• TASK DIRECTIONS
Print every line of the listing exactly, please.

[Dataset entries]
◆ ◆ ◆ ◆

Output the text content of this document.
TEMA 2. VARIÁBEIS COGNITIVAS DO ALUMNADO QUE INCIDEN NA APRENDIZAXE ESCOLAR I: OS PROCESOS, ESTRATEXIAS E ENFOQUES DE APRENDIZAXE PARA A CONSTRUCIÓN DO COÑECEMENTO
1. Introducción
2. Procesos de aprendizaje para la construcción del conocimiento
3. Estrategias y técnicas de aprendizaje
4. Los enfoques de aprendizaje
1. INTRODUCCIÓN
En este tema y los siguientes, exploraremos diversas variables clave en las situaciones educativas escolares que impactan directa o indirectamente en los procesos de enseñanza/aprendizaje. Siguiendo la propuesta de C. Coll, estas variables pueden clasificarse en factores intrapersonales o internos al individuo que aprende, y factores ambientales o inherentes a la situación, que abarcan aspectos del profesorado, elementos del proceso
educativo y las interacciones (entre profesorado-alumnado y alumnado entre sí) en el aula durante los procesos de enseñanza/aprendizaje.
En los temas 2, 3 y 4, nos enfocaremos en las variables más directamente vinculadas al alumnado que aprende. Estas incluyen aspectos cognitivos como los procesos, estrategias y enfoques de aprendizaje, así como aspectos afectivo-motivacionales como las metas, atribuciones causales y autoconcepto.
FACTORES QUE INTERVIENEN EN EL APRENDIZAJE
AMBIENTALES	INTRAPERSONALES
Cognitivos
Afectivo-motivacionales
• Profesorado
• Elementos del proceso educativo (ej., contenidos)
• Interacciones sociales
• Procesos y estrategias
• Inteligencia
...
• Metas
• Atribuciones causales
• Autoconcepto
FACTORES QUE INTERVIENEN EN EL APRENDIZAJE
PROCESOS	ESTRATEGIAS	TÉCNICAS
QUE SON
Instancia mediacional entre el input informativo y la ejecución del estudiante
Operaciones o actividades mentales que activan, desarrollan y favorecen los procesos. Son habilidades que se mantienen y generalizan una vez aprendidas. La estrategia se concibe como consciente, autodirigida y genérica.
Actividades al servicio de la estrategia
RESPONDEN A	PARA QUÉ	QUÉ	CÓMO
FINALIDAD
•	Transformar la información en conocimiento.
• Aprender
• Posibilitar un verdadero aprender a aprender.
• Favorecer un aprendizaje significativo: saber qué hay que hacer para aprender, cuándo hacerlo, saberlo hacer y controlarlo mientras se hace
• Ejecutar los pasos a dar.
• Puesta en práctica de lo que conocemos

◆ ◆ ◆ ◆

• EXERCISE OUTPUT
Output the text content of this document.
TEMA 2. VARIÁBEIS COGNITIVAS DO ALUMNADO QUE INCIDEN NA APRENDIZAXE ESCOLAR I: OS PROCESOS, ESTRATEXIAS E ENFOQUES DE APRENDIZAXE PARA A CONSTRUCIÓN DO COÑECEMENTO
1. Introducción
2. Procesos de aprendizaje para la construcción del conocimiento
3. Estrategias y técnicas de aprendizaje
4. Los enfoques de aprendizaje
1. INTRODUCCIÓN
En este tema y los siguientes, exploraremos diversas variables clave en las situaciones educativas escolares que impactan directa o indirectamente en los procesos de enseñanza/aprendizaje. Siguiendo la propuesta de C. Coll, estas variables pueden clasificarse en factores intrapersonales o internos al individuo que aprende, y factores ambientales o inherentes a la situación, que abarcan aspectos del profesorado, elementos del proceso
educativo y las interacciones (entre profesorado-alumnado y alumnado entre sí) en el aula durante los procesos de enseñanza/aprendizaje.
En los temas 2, 3 y 4, nos enfocaremos en las variables más directamente vinculadas al alumnado que aprende. Estas incluyen aspectos cognitivos como los procesos, estrategias y enfoques de aprendizaje, así como aspectos afectivo-motivacionales como las metas, atribuciones causales y autoconcepto.
FACTORES QUE INTERVIENEN EN EL APRENDIZAJE
AMBIENTALES	INTRAPERSONALES
Cognitivos
Afectivo-motivacionales
• Profesorado
• Elementos del proceso educativo (ej., contenidos)
• Interacciones sociales
• Procesos y estrategias
• Inteligencia
...
• Metas
• Atribuciones causales
• Autoconcepto
FACTORES QUE INTERVIENEN EN EL APRENDIZAJE
PROCESOS	ESTRATEGIAS	TÉCNICAS
QUE SON
Instancia mediacional entre el input informativo y la ejecución del estudiante
Operaciones o actividades mentales que activan, desarrollan y favorecen los procesos. Son habilidades que se mantienen y generalizan una vez aprendidas. La estrategia se concibe como consciente, autodirigida y genérica.
Actividades al servicio de la estrategia
RESPONDEN A	PARA QUÉ	QUÉ	CÓMO
FINALIDAD
•	Transformar la información en conocimiento.
• Aprender
• Posibilitar un verdadero aprender a aprender.
• Favorecer un aprendizaje significativo: saber qué hay que hacer para aprender, cuándo hacerlo, saberlo hacer y controlarlo mientras se hace
• Ejecutar los pasos a dar.
• Puesta en práctica de lo que conocemos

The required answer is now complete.